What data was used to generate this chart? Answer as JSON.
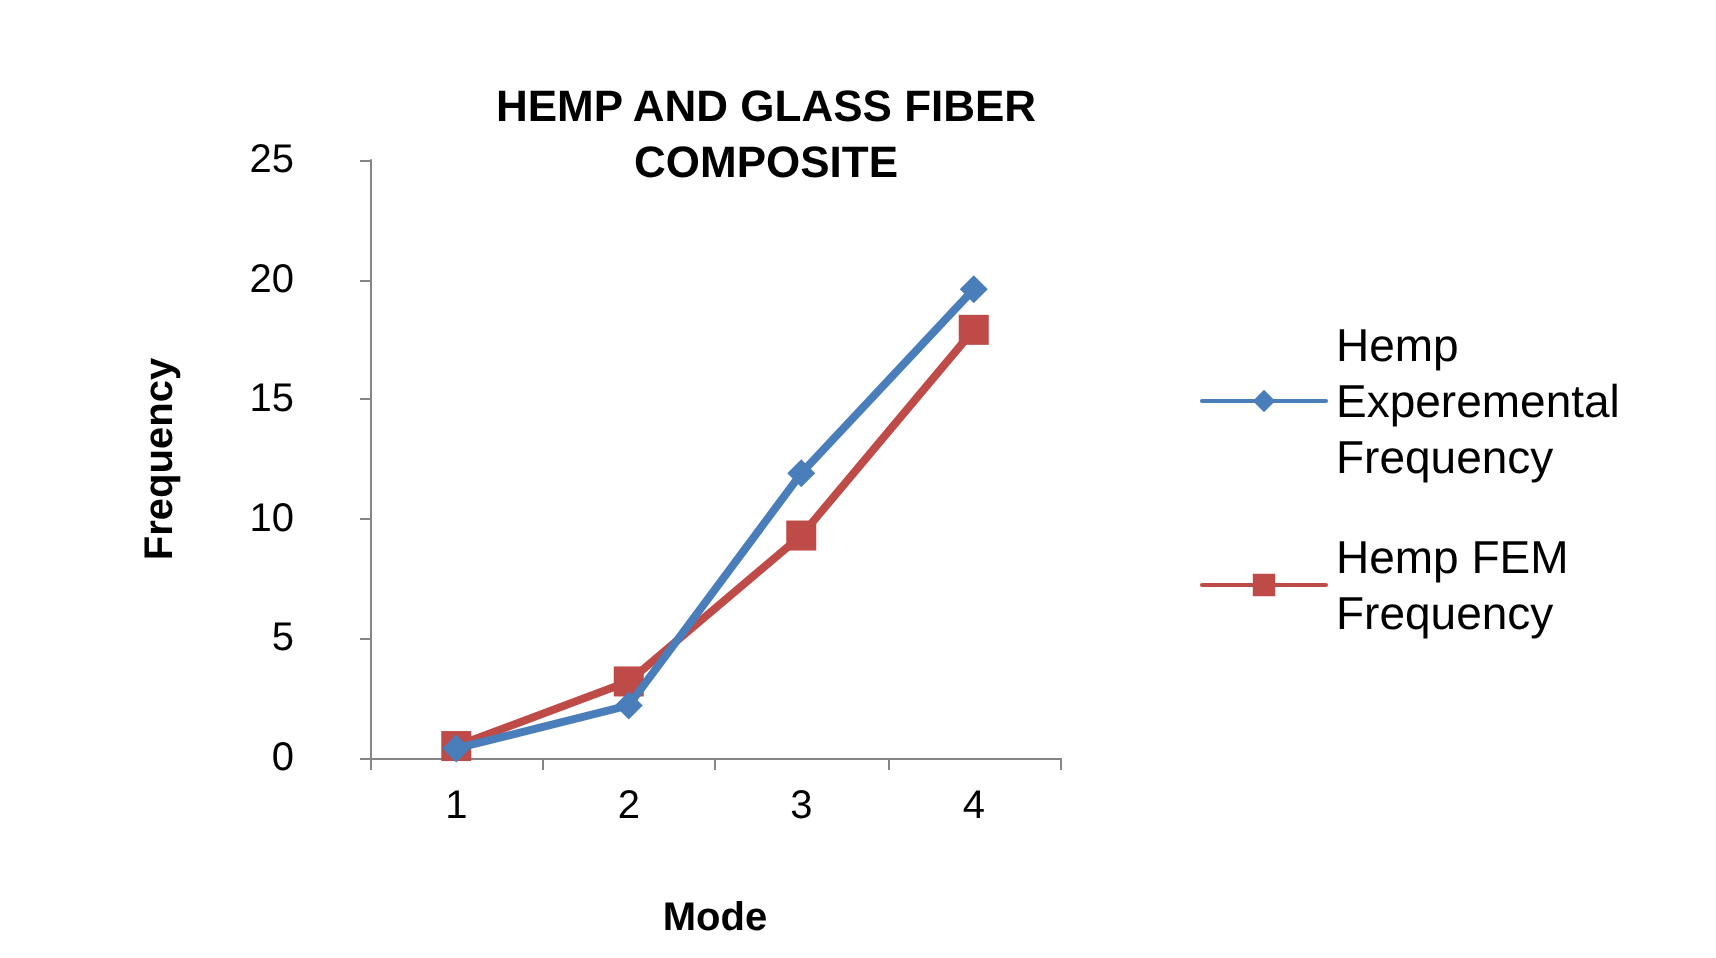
{
  "chart_data": {
    "type": "line",
    "title": "HEMP AND GLASS FIBER\nCOMPOSITE",
    "xlabel": "Mode",
    "ylabel": "Frequency",
    "categories": [
      "1",
      "2",
      "3",
      "4"
    ],
    "series": [
      {
        "name": "Hemp Experemental Frequency",
        "color": "#4a7ebb",
        "marker": "diamond",
        "values": [
          0.4,
          2.2,
          11.9,
          19.6
        ]
      },
      {
        "name": "Hemp FEM Frequency",
        "color": "#be4b48",
        "marker": "square",
        "values": [
          0.5,
          3.2,
          9.3,
          17.9
        ]
      }
    ],
    "ylim": [
      0,
      25
    ],
    "yticks": [
      0,
      5,
      10,
      15,
      20,
      25
    ],
    "grid": false,
    "legend": "right"
  }
}
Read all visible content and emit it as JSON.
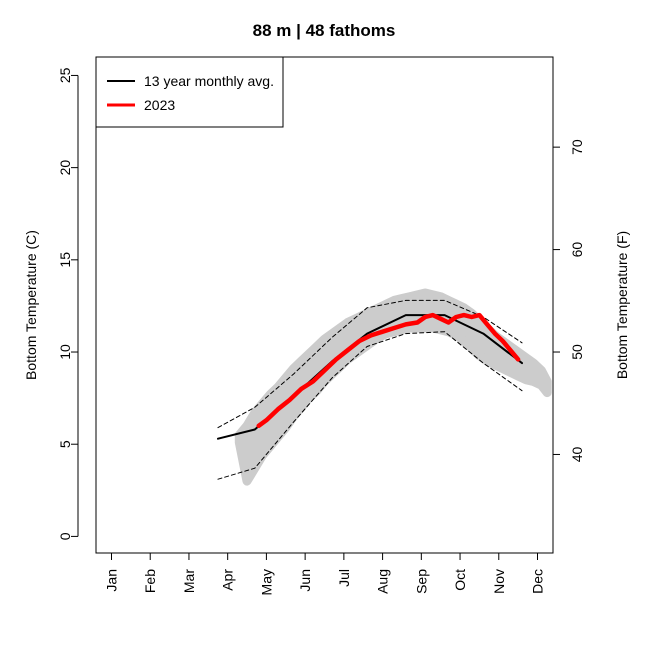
──────
> **Directive**: Copy every line of the listing that includes the string "Frequency".

> **Reply to the exercise**:
    "ylabel": "Frequency",
        "name": "Hemp Experemental Frequency",
        "name": "Hemp FEM Frequency",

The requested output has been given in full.